The task
Restate the full listing word for word and leave the pictures out.

(Stored entries)
^^^^^^^^^^^^^^^^

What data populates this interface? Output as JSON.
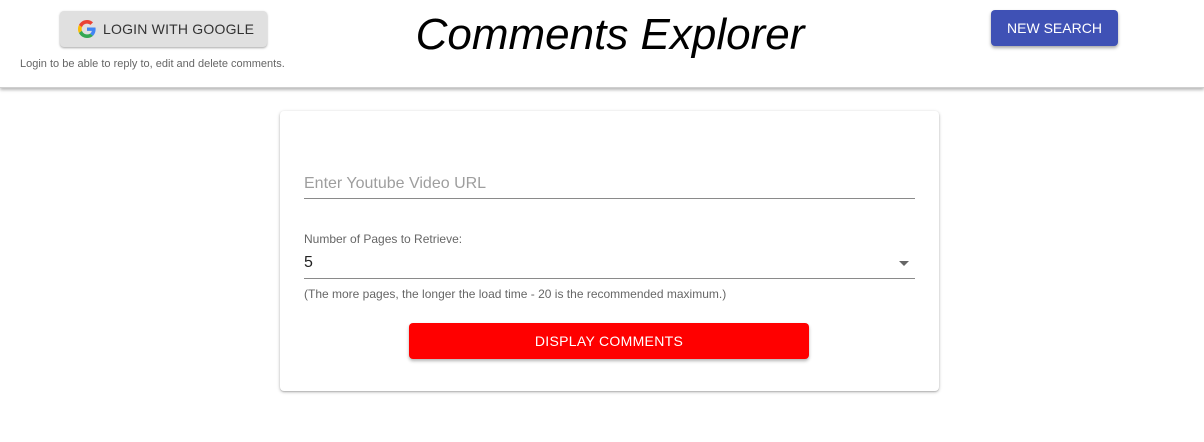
{
  "header": {
    "login_button": {
      "label": "LOGIN WITH GOOGLE",
      "icon": "google-icon"
    },
    "login_hint": "Login to be able to reply to, edit and delete comments.",
    "title": "Comments Explorer",
    "new_search_label": "NEW SEARCH"
  },
  "form": {
    "url_input": {
      "placeholder": "Enter Youtube Video URL",
      "value": ""
    },
    "pages_label": "Number of Pages to Retrieve:",
    "pages_value": "5",
    "pages_hint": "(The more pages, the longer the load time - 20 is the recommended maximum.)",
    "submit_label": "DISPLAY COMMENTS"
  },
  "colors": {
    "primary": "#3f51b5",
    "submit": "#ff0000",
    "login_button_bg": "#e0e0e0"
  }
}
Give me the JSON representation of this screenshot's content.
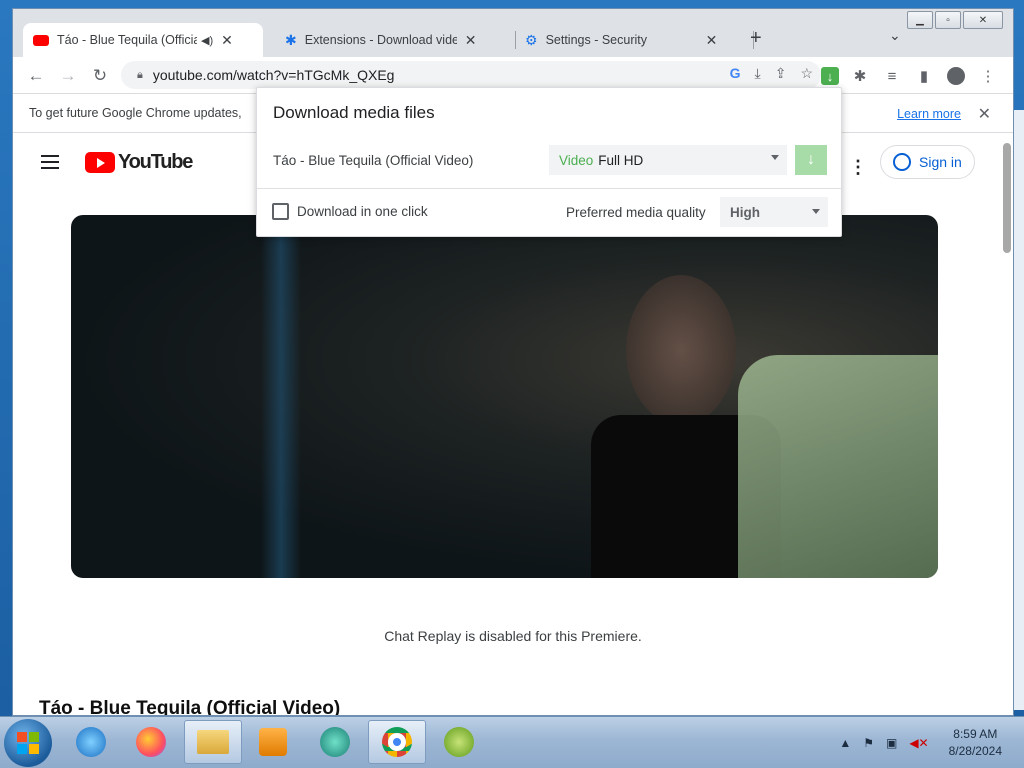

^^^^^^^^^^^^^^^^

Correct response
What data populates this interface? Output as JSON.
{
  "header": {
    "login_button": {
      "label": "LOGIN WITH GOOGLE",
      "icon": "google-icon"
    },
    "login_hint": "Login to be able to reply to, edit and delete comments.",
    "title": "Comments Explorer",
    "new_search_label": "NEW SEARCH"
  },
  "form": {
    "url_input": {
      "placeholder": "Enter Youtube Video URL",
      "value": ""
    },
    "pages_label": "Number of Pages to Retrieve:",
    "pages_value": "5",
    "pages_hint": "(The more pages, the longer the load time - 20 is the recommended maximum.)",
    "submit_label": "DISPLAY COMMENTS"
  },
  "colors": {
    "primary": "#3f51b5",
    "submit": "#ff0000",
    "login_button_bg": "#e0e0e0"
  }
}
Give me the JSON representation of this screenshot's content.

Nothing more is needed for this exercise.